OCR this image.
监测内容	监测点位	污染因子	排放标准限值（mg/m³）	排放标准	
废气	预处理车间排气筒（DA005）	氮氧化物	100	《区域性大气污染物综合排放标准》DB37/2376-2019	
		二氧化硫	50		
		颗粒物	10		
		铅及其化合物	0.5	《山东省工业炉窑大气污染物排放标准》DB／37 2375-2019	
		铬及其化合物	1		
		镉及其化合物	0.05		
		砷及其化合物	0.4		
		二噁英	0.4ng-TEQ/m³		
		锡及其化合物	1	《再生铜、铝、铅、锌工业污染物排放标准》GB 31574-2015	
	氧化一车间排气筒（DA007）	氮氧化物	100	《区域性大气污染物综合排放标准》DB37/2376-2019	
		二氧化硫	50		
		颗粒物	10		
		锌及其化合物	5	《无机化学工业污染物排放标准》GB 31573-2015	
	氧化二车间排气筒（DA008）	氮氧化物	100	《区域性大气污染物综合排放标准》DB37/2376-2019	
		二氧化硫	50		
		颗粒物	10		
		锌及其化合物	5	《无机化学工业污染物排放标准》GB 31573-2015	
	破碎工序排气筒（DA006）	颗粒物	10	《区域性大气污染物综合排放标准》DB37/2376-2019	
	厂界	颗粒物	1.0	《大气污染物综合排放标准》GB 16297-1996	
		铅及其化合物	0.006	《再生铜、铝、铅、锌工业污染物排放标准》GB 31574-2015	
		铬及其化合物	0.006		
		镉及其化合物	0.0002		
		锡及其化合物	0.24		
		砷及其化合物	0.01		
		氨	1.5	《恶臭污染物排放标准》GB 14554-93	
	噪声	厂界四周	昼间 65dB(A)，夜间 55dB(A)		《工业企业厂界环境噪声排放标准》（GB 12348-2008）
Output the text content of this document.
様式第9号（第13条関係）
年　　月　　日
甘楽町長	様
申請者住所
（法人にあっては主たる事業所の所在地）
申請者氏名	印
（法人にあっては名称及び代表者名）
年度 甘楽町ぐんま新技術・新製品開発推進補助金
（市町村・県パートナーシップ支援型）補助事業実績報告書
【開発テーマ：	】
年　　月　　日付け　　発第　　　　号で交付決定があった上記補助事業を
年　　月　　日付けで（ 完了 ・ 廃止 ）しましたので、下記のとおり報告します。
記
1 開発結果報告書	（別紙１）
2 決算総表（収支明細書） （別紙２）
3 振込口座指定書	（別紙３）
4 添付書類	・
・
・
----
▶ EXERCISE REQUIREMENTS: Retype the data in full and match it exactly.

▶ REPLY:
OCR this image.
监测内容	监测点位	污染因子	排放标准限值（mg/m³）	排放标准	
废气	预处理车间排气筒（DA005）	氮氧化物	100	《区域性大气污染物综合排放标准》DB37/2376-2019	
		二氧化硫	50		
		颗粒物	10		
		铅及其化合物	0.5	《山东省工业炉窑大气污染物排放标准》DB／37 2375-2019	
		铬及其化合物	1		
		镉及其化合物	0.05		
		砷及其化合物	0.4		
		二噁英	0.4ng-TEQ/m³		
		锡及其化合物	1	《再生铜、铝、铅、锌工业污染物排放标准》GB 31574-2015	
	氧化一车间排气筒（DA007）	氮氧化物	100	《区域性大气污染物综合排放标准》DB37/2376-2019	
		二氧化硫	50		
		颗粒物	10		
		锌及其化合物	5	《无机化学工业污染物排放标准》GB 31573-2015	
	氧化二车间排气筒（DA008）	氮氧化物	100	《区域性大气污染物综合排放标准》DB37/2376-2019	
		二氧化硫	50		
		颗粒物	10		
		锌及其化合物	5	《无机化学工业污染物排放标准》GB 31573-2015	
	破碎工序排气筒（DA006）	颗粒物	10	《区域性大气污染物综合排放标准》DB37/2376-2019	
	厂界	颗粒物	1.0	《大气污染物综合排放标准》GB 16297-1996	
		铅及其化合物	0.006	《再生铜、铝、铅、锌工业污染物排放标准》GB 31574-2015	
		铬及其化合物	0.006		
		镉及其化合物	0.0002		
		锡及其化合物	0.24		
		砷及其化合物	0.01		
		氨	1.5	《恶臭污染物排放标准》GB 14554-93	
	噪声	厂界四周	昼间 65dB(A)，夜间 55dB(A)		《工业企业厂界环境噪声排放标准》（GB 12348-2008）
Output the text content of this document.
様式第9号（第13条関係）
年　　月　　日
甘楽町長	様
申請者住所
（法人にあっては主たる事業所の所在地）
申請者氏名	印
（法人にあっては名称及び代表者名）
年度 甘楽町ぐんま新技術・新製品開発推進補助金
（市町村・県パートナーシップ支援型）補助事業実績報告書
【開発テーマ：	】
年　　月　　日付け　　発第　　　　号で交付決定があった上記補助事業を
年　　月　　日付けで（ 完了 ・ 廃止 ）しましたので、下記のとおり報告します。
記
1 開発結果報告書	（別紙１）
2 決算総表（収支明細書） （別紙２）
3 振込口座指定書	（別紙３）
4 添付書類	・
・
・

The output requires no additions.